Records for processing:

******

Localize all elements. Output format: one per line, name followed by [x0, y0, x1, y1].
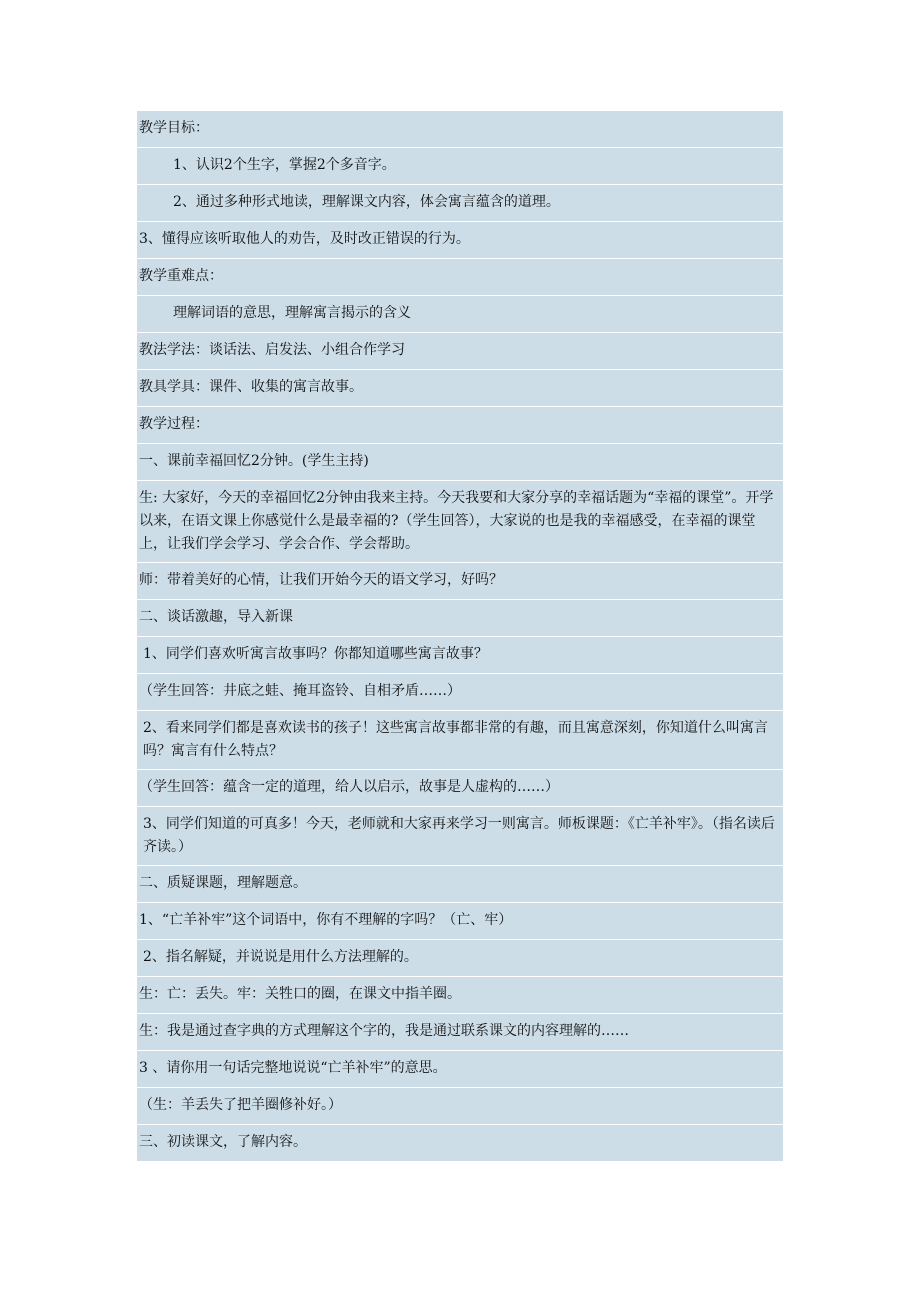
document-line: 3、同学们知道的可真多！今天，老师就和大家再来学习一则寓言。师板课题：《亡羊补牢》。（指名读后齐读。）	[137, 807, 783, 866]
document-line: 1、“亡羊补牢”这个词语中，你有不理解的字吗？（亡、牢）	[137, 903, 783, 940]
document-line: 3、懂得应该听取他人的劝告，及时改正错误的行为。	[137, 222, 783, 259]
document-line: 生：我是通过查字典的方式理解这个字的，我是通过联系课文的内容理解的……	[137, 1014, 783, 1051]
document-line: （学生回答：蕴含一定的道理，给人以启示，故事是人虚构的……）	[137, 770, 783, 807]
document-line: （学生回答：井底之蛙、掩耳盗铃、自相矛盾……）	[137, 674, 783, 711]
document-line: 生：亡：丢失。牢：关牲口的圈，在课文中指羊圈。	[137, 977, 783, 1014]
document-line: 1、同学们喜欢听寓言故事吗？你都知道哪些寓言故事？	[137, 637, 783, 674]
document-line: 生: 大家好，今天的幸福回忆2分钟由我来主持。今天我要和大家分享的幸福话题为“幸福的课堂”。开学以来，在语文课上你感觉什么是最幸福的?（学生回答），大家说的也是我的幸福感受，在幸福的课堂上，让我们学会学习、学会合作、学会帮助。	[137, 481, 783, 563]
document-line: 二、谈话激趣，导入新课	[137, 600, 783, 637]
document-line: 教学目标：	[137, 111, 783, 148]
document-line: 师：带着美好的心情，让我们开始今天的语文学习，好吗？	[137, 563, 783, 600]
document-line: 教具学具：课件、收集的寓言故事。	[137, 370, 783, 407]
document-line: 1、认识2个生字，掌握2个多音字。	[137, 148, 783, 185]
document-line: 三、初读课文，了解内容。	[137, 1125, 783, 1162]
lesson-plan-document	[137, 111, 783, 1162]
document-line: 2、看来同学们都是喜欢读书的孩子！这些寓言故事都非常的有趣，而且寓意深刻，你知道什么叫寓言吗？寓言有什么特点？	[137, 711, 783, 770]
document-line: 教学过程：	[137, 407, 783, 444]
document-line: 2、指名解疑，并说说是用什么方法理解的。	[137, 940, 783, 977]
document-line: 理解词语的意思，理解寓言揭示的含义	[137, 296, 783, 333]
document-line: 2、通过多种形式地读，理解课文内容，体会寓言蕴含的道理。	[137, 185, 783, 222]
document-line: 二、质疑课题，理解题意。	[137, 866, 783, 903]
document-line: （生：羊丢失了把羊圈修补好。）	[137, 1088, 783, 1125]
document-line: 教学重难点：	[137, 259, 783, 296]
document-line: 3 、请你用一句话完整地说说“亡羊补牢”的意思。	[137, 1051, 783, 1088]
document-line: 教法学法：谈话法、启发法、小组合作学习	[137, 333, 783, 370]
document-line: 一、课前幸福回忆2分钟。(学生主持)	[137, 444, 783, 481]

******

What the task asks: Copy the data above line for line without changing anything, and leave the picture out.

Exercise output:
Localize all elements. Output format: one per line, name followed by [x0, y0, x1, y1].
document-line: 3、同学们知道的可真多！今天，老师就和大家再来学习一则寓言。师板课题：《亡羊补牢》。（指名读后齐读。）	[137, 807, 783, 866]
document-line: 1、“亡羊补牢”这个词语中，你有不理解的字吗？（亡、牢）	[137, 903, 783, 940]
document-line: 3、懂得应该听取他人的劝告，及时改正错误的行为。	[137, 222, 783, 259]
document-line: 生：我是通过查字典的方式理解这个字的，我是通过联系课文的内容理解的……	[137, 1014, 783, 1051]
document-line: （学生回答：蕴含一定的道理，给人以启示，故事是人虚构的……）	[137, 770, 783, 807]
document-line: （学生回答：井底之蛙、掩耳盗铃、自相矛盾……）	[137, 674, 783, 711]
document-line: 生：亡：丢失。牢：关牲口的圈，在课文中指羊圈。	[137, 977, 783, 1014]
document-line: 1、同学们喜欢听寓言故事吗？你都知道哪些寓言故事？	[137, 637, 783, 674]
document-line: 生: 大家好，今天的幸福回忆2分钟由我来主持。今天我要和大家分享的幸福话题为“幸福的课堂”。开学以来，在语文课上你感觉什么是最幸福的?（学生回答），大家说的也是我的幸福感受，在幸福的课堂上，让我们学会学习、学会合作、学会帮助。	[137, 481, 783, 563]
document-line: 二、谈话激趣，导入新课	[137, 600, 783, 637]
document-line: 教学目标：	[137, 111, 783, 148]
document-line: 师：带着美好的心情，让我们开始今天的语文学习，好吗？	[137, 563, 783, 600]
document-line: 教具学具：课件、收集的寓言故事。	[137, 370, 783, 407]
document-line: 1、认识2个生字，掌握2个多音字。	[137, 148, 783, 185]
document-line: 三、初读课文，了解内容。	[137, 1125, 783, 1162]
lesson-plan-document	[137, 111, 783, 1162]
document-line: 2、看来同学们都是喜欢读书的孩子！这些寓言故事都非常的有趣，而且寓意深刻，你知道什么叫寓言吗？寓言有什么特点？	[137, 711, 783, 770]
document-line: 教学过程：	[137, 407, 783, 444]
document-line: 2、指名解疑，并说说是用什么方法理解的。	[137, 940, 783, 977]
document-line: 理解词语的意思，理解寓言揭示的含义	[137, 296, 783, 333]
document-line: 2、通过多种形式地读，理解课文内容，体会寓言蕴含的道理。	[137, 185, 783, 222]
document-line: 二、质疑课题，理解题意。	[137, 866, 783, 903]
document-line: （生：羊丢失了把羊圈修补好。）	[137, 1088, 783, 1125]
document-line: 教学重难点：	[137, 259, 783, 296]
document-line: 3 、请你用一句话完整地说说“亡羊补牢”的意思。	[137, 1051, 783, 1088]
document-line: 教法学法：谈话法、启发法、小组合作学习	[137, 333, 783, 370]
document-line: 一、课前幸福回忆2分钟。(学生主持)	[137, 444, 783, 481]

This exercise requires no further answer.